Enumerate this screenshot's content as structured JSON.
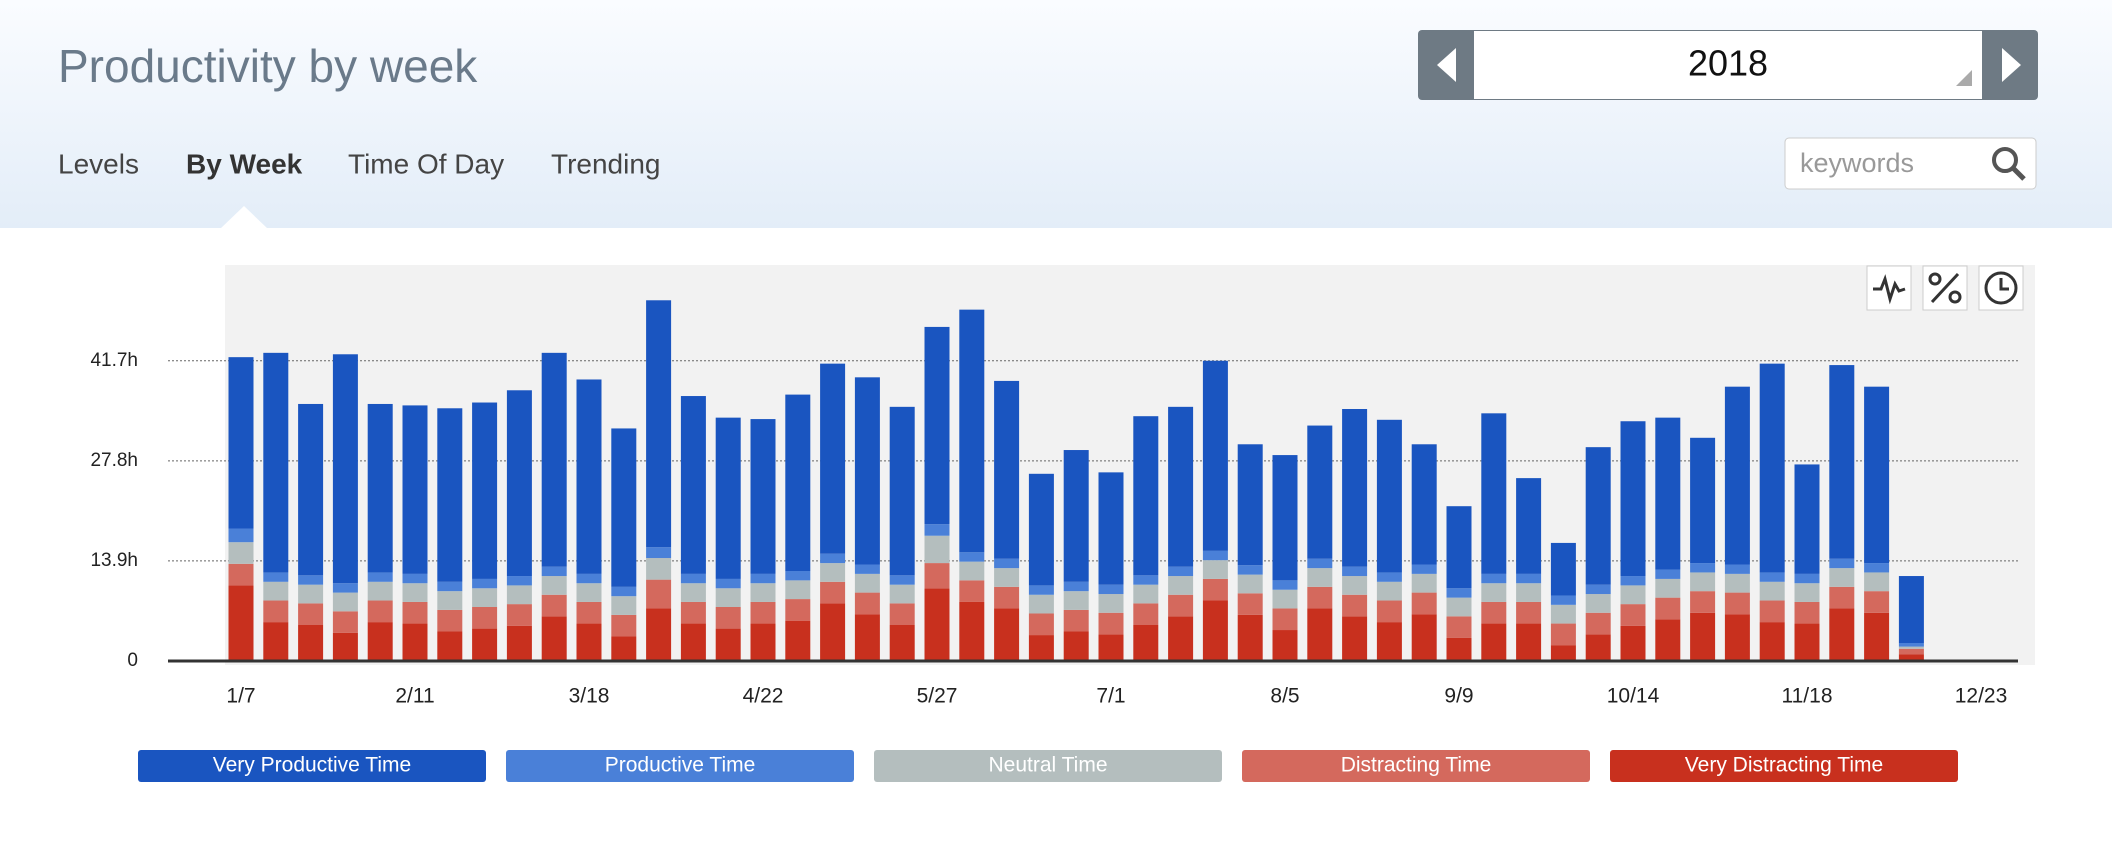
{
  "header": {
    "title": "Productivity by week",
    "year": "2018",
    "tabs": [
      "Levels",
      "By Week",
      "Time Of Day",
      "Trending"
    ],
    "search_placeholder": "keywords"
  },
  "chart_data": {
    "type": "stacked-bar",
    "categories": [
      "1/7",
      null,
      null,
      null,
      null,
      "2/11",
      null,
      null,
      null,
      null,
      "3/18",
      null,
      null,
      null,
      null,
      "4/22",
      null,
      null,
      null,
      null,
      "5/27",
      null,
      null,
      null,
      null,
      "7/1",
      null,
      null,
      null,
      null,
      "8/5",
      null,
      null,
      null,
      null,
      "9/9",
      null,
      null,
      null,
      null,
      "10/14",
      null,
      null,
      null,
      null,
      "11/18",
      null,
      null,
      null,
      null,
      "12/23"
    ],
    "series": [
      {
        "name": "Very Productive Time",
        "color": "#1a55c0",
        "values": [
          23.8,
          30.5,
          23.8,
          31.8,
          23.4,
          23.4,
          24.1,
          24.5,
          25.8,
          29.7,
          27.0,
          22.0,
          34.3,
          24.7,
          22.4,
          21.5,
          24.5,
          26.4,
          26.0,
          23.4,
          27.4,
          33.7,
          24.7,
          15.5,
          18.3,
          15.6,
          22.1,
          22.2,
          26.4,
          16.8,
          17.4,
          18.5,
          21.9,
          21.2,
          16.7,
          11.4,
          22.3,
          13.3,
          7.3,
          19.1,
          21.5,
          21.1,
          17.4,
          24.7,
          29.0,
          15.2,
          26.9,
          24.5,
          9.3,
          null,
          null
        ]
      },
      {
        "name": "Productive Time",
        "color": "#4a80d8",
        "values": [
          1.9,
          1.3,
          1.3,
          1.3,
          1.3,
          1.3,
          1.3,
          1.3,
          1.3,
          1.3,
          1.3,
          1.3,
          1.5,
          1.3,
          1.3,
          1.3,
          1.3,
          1.3,
          1.3,
          1.3,
          1.6,
          1.3,
          1.3,
          1.3,
          1.3,
          1.3,
          1.3,
          1.3,
          1.3,
          1.3,
          1.3,
          1.3,
          1.3,
          1.3,
          1.3,
          1.3,
          1.3,
          1.3,
          1.3,
          1.3,
          1.3,
          1.3,
          1.3,
          1.3,
          1.3,
          1.3,
          1.3,
          1.3,
          0.5,
          null,
          null
        ]
      },
      {
        "name": "Neutral Time",
        "color": "#b4bebe",
        "values": [
          3.0,
          2.6,
          2.6,
          2.6,
          2.6,
          2.6,
          2.6,
          2.6,
          2.6,
          2.6,
          2.6,
          2.6,
          3.0,
          2.6,
          2.6,
          2.6,
          2.6,
          2.6,
          2.6,
          2.6,
          3.8,
          2.6,
          2.6,
          2.6,
          2.6,
          2.6,
          2.6,
          2.6,
          2.6,
          2.6,
          2.6,
          2.6,
          2.6,
          2.6,
          2.6,
          2.6,
          2.6,
          2.6,
          2.6,
          2.6,
          2.6,
          2.6,
          2.6,
          2.6,
          2.6,
          2.6,
          2.6,
          2.6,
          0.3,
          null,
          null
        ]
      },
      {
        "name": "Distracting Time",
        "color": "#d4695d",
        "values": [
          3.0,
          3.0,
          3.0,
          3.0,
          3.0,
          3.0,
          3.0,
          3.0,
          3.0,
          3.0,
          3.0,
          3.0,
          4.0,
          3.0,
          3.0,
          3.0,
          3.0,
          3.0,
          3.0,
          3.0,
          3.5,
          3.0,
          3.0,
          3.0,
          3.0,
          3.0,
          3.0,
          3.0,
          3.0,
          3.0,
          3.0,
          3.0,
          3.0,
          3.0,
          3.0,
          3.0,
          3.0,
          3.0,
          3.0,
          3.0,
          3.0,
          3.0,
          3.0,
          3.0,
          3.0,
          3.0,
          3.0,
          3.0,
          0.8,
          null,
          null
        ]
      },
      {
        "name": "Very Distracting Time",
        "color": "#c8301e",
        "values": [
          10.5,
          5.4,
          5.0,
          3.9,
          5.4,
          5.2,
          4.1,
          4.5,
          4.9,
          6.2,
          5.2,
          3.4,
          7.3,
          5.2,
          4.5,
          5.2,
          5.6,
          8.0,
          6.5,
          5.0,
          10.1,
          8.2,
          7.3,
          3.6,
          4.1,
          3.7,
          5.0,
          6.2,
          8.4,
          6.4,
          4.3,
          7.3,
          6.2,
          5.4,
          6.5,
          3.2,
          5.2,
          5.2,
          2.2,
          3.7,
          4.9,
          5.8,
          6.7,
          6.5,
          5.4,
          5.2,
          7.3,
          6.7,
          0.9,
          null,
          null
        ]
      }
    ],
    "ylim": [
      0,
      55
    ],
    "yticks": [
      0,
      {
        "value": 13.9,
        "label": "13.9h"
      },
      {
        "value": 27.8,
        "label": "27.8h"
      },
      {
        "value": 41.7,
        "label": "41.7h"
      }
    ],
    "grid": true
  }
}
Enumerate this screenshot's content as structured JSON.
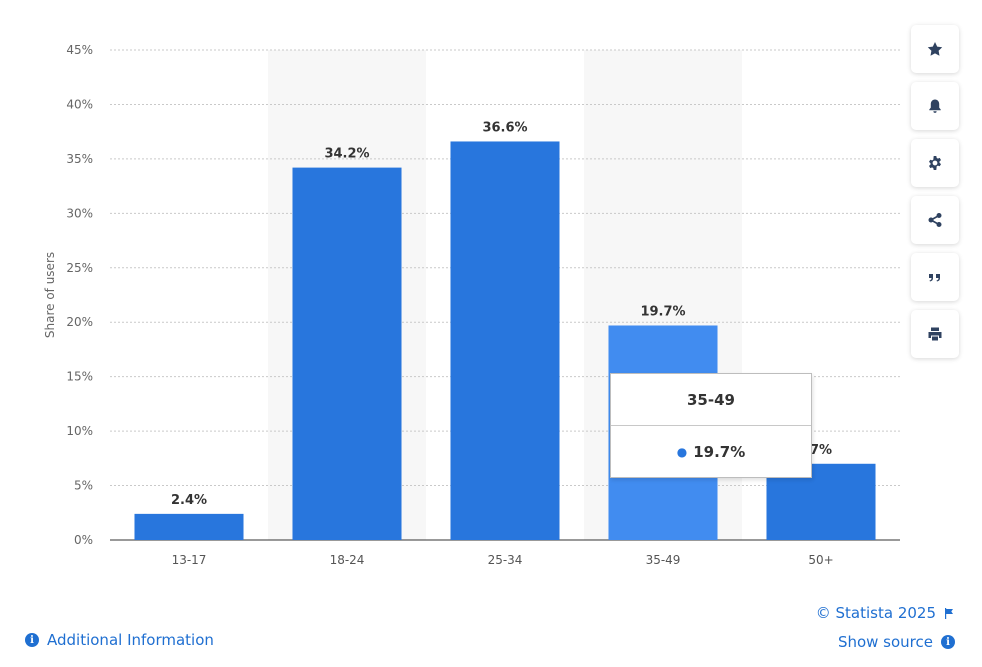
{
  "chart_data": {
    "type": "bar",
    "categories": [
      "13-17",
      "18-24",
      "25-34",
      "35-49",
      "50+"
    ],
    "values": [
      2.4,
      34.2,
      36.6,
      19.7,
      7
    ],
    "value_labels": [
      "2.4%",
      "34.2%",
      "36.6%",
      "19.7%",
      "7%"
    ],
    "ylabel": "Share of users",
    "ylim": [
      0,
      45
    ],
    "yticks": [
      "0%",
      "5%",
      "10%",
      "15%",
      "20%",
      "25%",
      "30%",
      "35%",
      "40%",
      "45%"
    ],
    "grid": true,
    "highlighted_category": "35-49"
  },
  "colors": {
    "bar": "#2876dd",
    "bar_highlight": "#418cf0",
    "band": "#f7f7f7",
    "link": "#1f6fd1"
  },
  "tooltip": {
    "title": "35-49",
    "value": "19.7%"
  },
  "toolbar": {
    "icons": [
      "star-icon",
      "bell-icon",
      "gear-icon",
      "share-icon",
      "quote-icon",
      "print-icon"
    ]
  },
  "footer": {
    "additional_info": "Additional Information",
    "copyright": "© Statista 2025",
    "show_source": "Show source"
  }
}
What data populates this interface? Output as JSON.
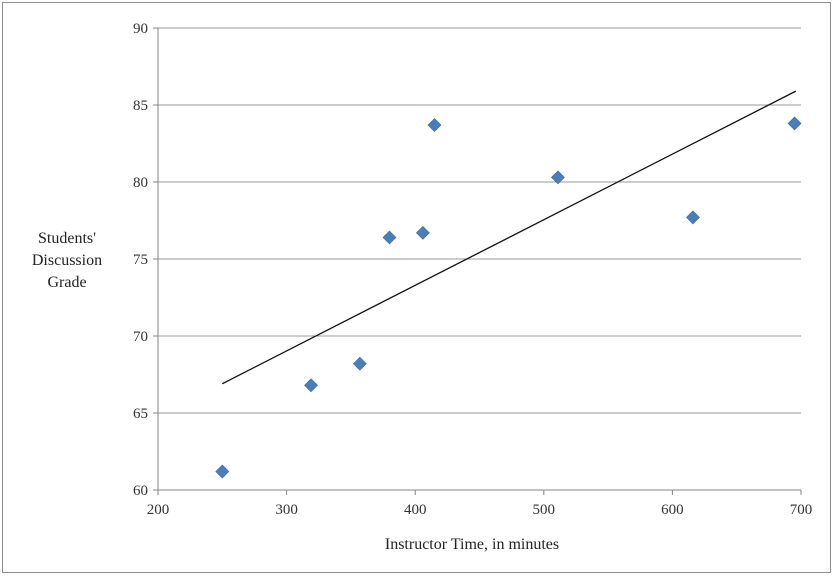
{
  "chart_data": {
    "type": "scatter",
    "title": "",
    "xlabel": "Instructor Time, in minutes",
    "ylabel": [
      "Students'",
      "Discussion",
      "Grade"
    ],
    "xlim": [
      200,
      700
    ],
    "ylim": [
      60,
      90
    ],
    "x_ticks": [
      "200",
      "300",
      "400",
      "500",
      "600",
      "700"
    ],
    "y_ticks": [
      "60",
      "65",
      "70",
      "75",
      "80",
      "85",
      "90"
    ],
    "grid": "horizontal",
    "marker": "diamond",
    "marker_color": "#4a7ebb",
    "trendline_color": "#111111",
    "series": [
      {
        "points": [
          {
            "x": 250,
            "y": 61.2
          },
          {
            "x": 319,
            "y": 66.8
          },
          {
            "x": 357,
            "y": 68.2
          },
          {
            "x": 380,
            "y": 76.4
          },
          {
            "x": 406,
            "y": 76.7
          },
          {
            "x": 415,
            "y": 83.7
          },
          {
            "x": 511,
            "y": 80.3
          },
          {
            "x": 616,
            "y": 77.7
          },
          {
            "x": 695,
            "y": 83.8
          }
        ]
      }
    ],
    "trendline": [
      {
        "x": 250,
        "y": 66.9
      },
      {
        "x": 696,
        "y": 85.9
      }
    ]
  }
}
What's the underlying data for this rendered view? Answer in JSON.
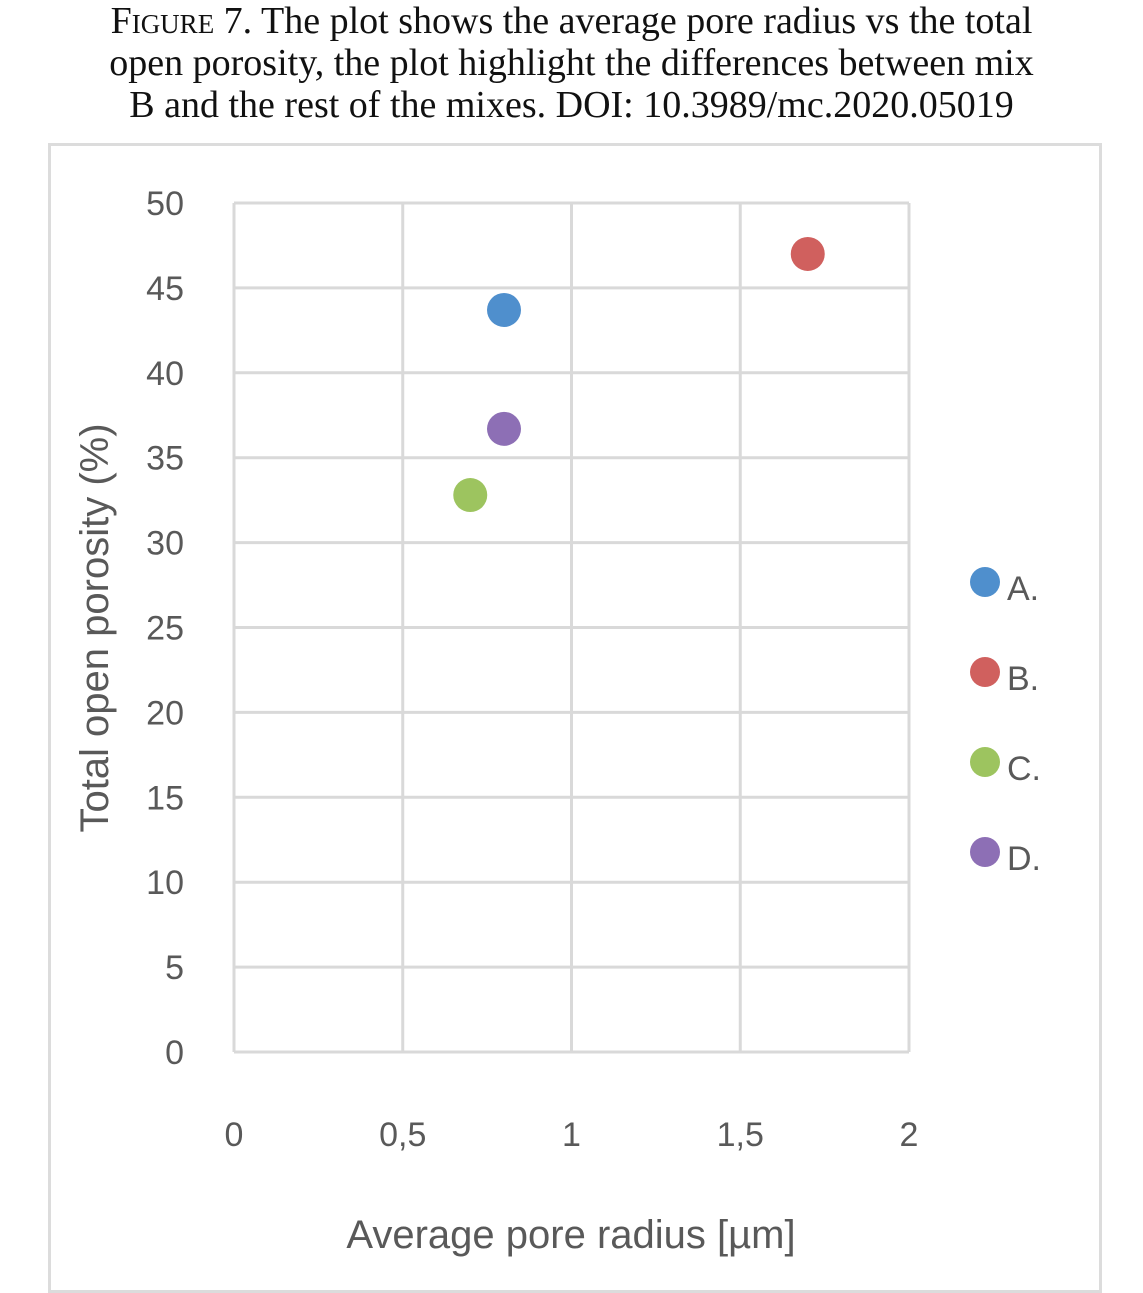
{
  "caption": {
    "figure_label": "Figure 7.",
    "line1": "The plot shows the average pore radius vs the total",
    "line2": "open porosity, the plot highlight the differences between mix",
    "line3": "B and the rest of  the mixes. DOI: 10.3989/mc.2020.05019"
  },
  "chart_data": {
    "type": "scatter",
    "xlabel": "Average pore radius [µm]",
    "ylabel": "Total open porosity (%)",
    "xlim": [
      0,
      2
    ],
    "ylim": [
      0,
      50
    ],
    "x_ticks": [
      0,
      0.5,
      1,
      1.5,
      2
    ],
    "x_tick_labels": [
      "0",
      "0,5",
      "1",
      "1,5",
      "2"
    ],
    "y_ticks": [
      0,
      5,
      10,
      15,
      20,
      25,
      30,
      35,
      40,
      45,
      50
    ],
    "y_tick_labels": [
      "0",
      "5",
      "10",
      "15",
      "20",
      "25",
      "30",
      "35",
      "40",
      "45",
      "50"
    ],
    "grid": true,
    "legend_position": "right",
    "series": [
      {
        "name": "A.",
        "color": "#4f8fcd",
        "x": [
          0.8
        ],
        "y": [
          43.7
        ]
      },
      {
        "name": "B.",
        "color": "#d0605e",
        "x": [
          1.7
        ],
        "y": [
          47.0
        ]
      },
      {
        "name": "C.",
        "color": "#9dc45f",
        "x": [
          0.7
        ],
        "y": [
          32.8
        ]
      },
      {
        "name": "D.",
        "color": "#8d6fb5",
        "x": [
          0.8
        ],
        "y": [
          36.7
        ]
      }
    ]
  }
}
------------------------------------------------------------
#### [What to produce]
Above are the records. Copy every line in them holding "ylabel".

#### [Task solution]
    "ylabel": "Share of users",
    "ylabel": [
    "ylabel": "Total open porosity (%)",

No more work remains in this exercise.